** OBJECTIVE **
Work through the material below and count the lines holding the word "document"; give that count and nothing more.

[Collection entries]
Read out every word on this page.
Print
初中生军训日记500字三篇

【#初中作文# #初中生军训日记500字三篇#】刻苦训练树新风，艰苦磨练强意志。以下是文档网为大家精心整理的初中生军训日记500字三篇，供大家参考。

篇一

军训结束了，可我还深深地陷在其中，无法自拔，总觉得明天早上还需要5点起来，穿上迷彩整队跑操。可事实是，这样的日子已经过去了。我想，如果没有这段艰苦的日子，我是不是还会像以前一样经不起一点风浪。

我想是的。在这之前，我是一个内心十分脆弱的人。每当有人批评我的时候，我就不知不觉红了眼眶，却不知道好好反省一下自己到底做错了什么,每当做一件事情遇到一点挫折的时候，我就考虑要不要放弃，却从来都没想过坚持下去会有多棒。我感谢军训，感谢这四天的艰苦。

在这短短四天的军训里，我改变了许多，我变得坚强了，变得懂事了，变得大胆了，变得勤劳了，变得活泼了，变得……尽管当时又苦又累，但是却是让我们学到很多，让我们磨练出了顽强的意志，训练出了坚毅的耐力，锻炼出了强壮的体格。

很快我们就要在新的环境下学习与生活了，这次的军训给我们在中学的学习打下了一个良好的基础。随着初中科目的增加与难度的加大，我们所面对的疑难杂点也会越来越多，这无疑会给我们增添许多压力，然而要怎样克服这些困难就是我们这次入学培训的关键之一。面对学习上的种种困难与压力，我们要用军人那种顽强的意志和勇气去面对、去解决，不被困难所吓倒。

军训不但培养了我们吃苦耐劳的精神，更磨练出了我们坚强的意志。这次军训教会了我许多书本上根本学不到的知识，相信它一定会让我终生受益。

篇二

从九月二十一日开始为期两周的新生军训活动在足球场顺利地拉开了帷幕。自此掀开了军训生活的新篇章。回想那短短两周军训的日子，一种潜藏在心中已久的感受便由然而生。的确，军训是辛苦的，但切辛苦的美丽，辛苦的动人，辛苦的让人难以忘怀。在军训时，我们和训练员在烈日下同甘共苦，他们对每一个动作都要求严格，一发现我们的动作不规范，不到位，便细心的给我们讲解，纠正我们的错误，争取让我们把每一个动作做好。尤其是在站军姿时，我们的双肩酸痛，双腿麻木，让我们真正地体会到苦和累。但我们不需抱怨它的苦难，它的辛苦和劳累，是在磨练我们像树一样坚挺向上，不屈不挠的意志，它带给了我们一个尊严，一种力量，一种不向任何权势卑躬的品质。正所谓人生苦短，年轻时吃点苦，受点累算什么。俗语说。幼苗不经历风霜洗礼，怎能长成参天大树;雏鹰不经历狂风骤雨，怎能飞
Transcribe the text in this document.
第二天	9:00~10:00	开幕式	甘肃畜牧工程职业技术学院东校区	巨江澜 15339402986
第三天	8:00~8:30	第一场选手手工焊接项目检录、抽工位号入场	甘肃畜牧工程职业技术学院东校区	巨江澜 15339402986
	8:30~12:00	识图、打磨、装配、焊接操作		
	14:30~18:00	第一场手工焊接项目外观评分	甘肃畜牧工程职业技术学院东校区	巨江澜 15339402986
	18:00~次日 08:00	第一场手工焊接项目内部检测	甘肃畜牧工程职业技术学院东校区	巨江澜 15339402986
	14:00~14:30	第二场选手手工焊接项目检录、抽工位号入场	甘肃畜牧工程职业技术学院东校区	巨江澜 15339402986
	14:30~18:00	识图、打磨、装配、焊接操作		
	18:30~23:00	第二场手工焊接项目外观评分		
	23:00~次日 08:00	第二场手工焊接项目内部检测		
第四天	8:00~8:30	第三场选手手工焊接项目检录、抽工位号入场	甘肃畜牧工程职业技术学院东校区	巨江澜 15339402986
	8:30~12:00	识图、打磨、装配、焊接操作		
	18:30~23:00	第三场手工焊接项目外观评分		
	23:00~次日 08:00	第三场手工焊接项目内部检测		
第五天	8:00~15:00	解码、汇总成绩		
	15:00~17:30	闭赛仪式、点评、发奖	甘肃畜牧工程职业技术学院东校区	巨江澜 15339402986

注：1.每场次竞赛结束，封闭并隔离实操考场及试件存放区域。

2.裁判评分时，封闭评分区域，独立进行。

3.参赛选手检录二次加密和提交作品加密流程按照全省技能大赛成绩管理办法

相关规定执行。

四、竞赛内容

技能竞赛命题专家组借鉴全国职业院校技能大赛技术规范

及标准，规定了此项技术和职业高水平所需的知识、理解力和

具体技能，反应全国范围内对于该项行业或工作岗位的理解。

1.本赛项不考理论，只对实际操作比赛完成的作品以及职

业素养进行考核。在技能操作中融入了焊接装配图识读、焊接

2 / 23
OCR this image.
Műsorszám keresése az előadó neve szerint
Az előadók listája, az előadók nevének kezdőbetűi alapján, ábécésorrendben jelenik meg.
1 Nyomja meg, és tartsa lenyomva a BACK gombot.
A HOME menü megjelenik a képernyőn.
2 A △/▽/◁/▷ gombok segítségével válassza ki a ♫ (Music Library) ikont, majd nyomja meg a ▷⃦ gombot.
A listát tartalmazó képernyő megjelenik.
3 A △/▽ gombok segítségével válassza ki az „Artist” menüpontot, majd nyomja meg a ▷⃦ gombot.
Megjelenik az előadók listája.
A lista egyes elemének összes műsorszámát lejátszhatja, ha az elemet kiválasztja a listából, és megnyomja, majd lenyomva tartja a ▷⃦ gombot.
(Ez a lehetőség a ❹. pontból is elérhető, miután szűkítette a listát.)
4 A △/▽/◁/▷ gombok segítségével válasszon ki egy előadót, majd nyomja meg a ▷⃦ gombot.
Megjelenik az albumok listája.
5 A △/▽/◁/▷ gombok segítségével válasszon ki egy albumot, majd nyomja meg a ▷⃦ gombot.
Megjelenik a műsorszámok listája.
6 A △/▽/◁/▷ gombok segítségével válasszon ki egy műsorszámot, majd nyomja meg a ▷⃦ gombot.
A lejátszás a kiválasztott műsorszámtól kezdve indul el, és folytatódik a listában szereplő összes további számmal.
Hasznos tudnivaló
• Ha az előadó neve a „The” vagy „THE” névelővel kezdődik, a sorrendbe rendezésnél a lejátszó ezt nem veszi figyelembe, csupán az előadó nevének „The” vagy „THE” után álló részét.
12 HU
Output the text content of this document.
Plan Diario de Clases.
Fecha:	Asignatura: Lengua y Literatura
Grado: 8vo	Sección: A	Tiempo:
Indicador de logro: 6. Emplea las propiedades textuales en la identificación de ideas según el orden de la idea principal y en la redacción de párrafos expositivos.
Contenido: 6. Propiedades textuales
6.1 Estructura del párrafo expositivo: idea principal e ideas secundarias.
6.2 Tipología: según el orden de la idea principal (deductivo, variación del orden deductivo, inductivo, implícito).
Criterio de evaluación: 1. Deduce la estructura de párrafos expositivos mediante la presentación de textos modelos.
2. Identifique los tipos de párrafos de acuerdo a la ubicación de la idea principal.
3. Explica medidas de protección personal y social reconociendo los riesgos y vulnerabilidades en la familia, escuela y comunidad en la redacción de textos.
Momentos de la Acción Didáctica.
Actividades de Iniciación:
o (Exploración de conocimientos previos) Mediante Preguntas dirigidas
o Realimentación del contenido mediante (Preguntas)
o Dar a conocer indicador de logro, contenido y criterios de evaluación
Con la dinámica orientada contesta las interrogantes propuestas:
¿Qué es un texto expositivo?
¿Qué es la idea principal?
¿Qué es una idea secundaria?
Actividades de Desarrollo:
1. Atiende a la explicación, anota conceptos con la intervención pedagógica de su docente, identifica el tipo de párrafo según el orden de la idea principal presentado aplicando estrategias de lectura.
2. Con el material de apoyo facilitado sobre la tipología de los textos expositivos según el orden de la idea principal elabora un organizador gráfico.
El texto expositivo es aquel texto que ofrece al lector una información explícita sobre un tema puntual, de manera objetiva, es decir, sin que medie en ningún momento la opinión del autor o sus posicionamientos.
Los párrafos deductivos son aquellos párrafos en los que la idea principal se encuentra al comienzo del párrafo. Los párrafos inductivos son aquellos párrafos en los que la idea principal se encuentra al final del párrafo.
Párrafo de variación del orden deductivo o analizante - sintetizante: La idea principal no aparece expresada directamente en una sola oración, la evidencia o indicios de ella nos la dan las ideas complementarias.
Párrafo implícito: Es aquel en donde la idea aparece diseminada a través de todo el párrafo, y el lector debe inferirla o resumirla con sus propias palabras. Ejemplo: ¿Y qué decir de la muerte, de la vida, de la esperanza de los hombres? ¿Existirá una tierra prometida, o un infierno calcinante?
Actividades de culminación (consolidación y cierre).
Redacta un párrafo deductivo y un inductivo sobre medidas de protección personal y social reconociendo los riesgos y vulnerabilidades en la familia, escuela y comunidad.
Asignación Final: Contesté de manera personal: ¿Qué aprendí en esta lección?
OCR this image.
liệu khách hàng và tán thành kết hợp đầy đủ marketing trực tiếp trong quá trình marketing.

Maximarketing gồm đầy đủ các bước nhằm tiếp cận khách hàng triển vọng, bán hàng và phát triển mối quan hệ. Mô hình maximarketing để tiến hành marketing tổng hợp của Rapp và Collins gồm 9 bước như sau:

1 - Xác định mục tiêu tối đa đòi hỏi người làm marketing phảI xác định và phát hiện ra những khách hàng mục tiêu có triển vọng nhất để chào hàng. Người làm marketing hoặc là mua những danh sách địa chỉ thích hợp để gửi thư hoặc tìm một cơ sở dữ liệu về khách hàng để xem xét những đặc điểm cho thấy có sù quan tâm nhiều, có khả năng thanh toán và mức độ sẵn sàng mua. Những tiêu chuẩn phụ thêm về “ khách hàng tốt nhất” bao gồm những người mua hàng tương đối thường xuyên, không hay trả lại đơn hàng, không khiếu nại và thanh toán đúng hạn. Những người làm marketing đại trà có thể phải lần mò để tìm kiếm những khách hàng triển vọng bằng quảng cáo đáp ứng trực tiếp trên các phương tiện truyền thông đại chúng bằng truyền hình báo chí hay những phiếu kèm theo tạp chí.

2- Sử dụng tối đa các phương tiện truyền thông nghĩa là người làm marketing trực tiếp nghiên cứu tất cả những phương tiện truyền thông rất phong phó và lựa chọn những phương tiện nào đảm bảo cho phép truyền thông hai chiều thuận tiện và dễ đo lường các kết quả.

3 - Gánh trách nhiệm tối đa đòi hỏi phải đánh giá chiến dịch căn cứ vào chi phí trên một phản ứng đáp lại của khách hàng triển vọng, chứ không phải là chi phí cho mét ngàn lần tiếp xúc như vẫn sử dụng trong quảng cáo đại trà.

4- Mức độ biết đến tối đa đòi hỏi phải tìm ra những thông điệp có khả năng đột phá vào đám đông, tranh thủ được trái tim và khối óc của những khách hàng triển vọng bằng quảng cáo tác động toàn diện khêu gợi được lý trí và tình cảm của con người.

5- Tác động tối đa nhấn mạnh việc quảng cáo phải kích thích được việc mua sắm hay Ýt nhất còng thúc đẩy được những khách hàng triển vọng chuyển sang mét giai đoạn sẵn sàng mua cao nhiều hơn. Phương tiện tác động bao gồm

** RESPONSE FOR THIS EXERCISE **
2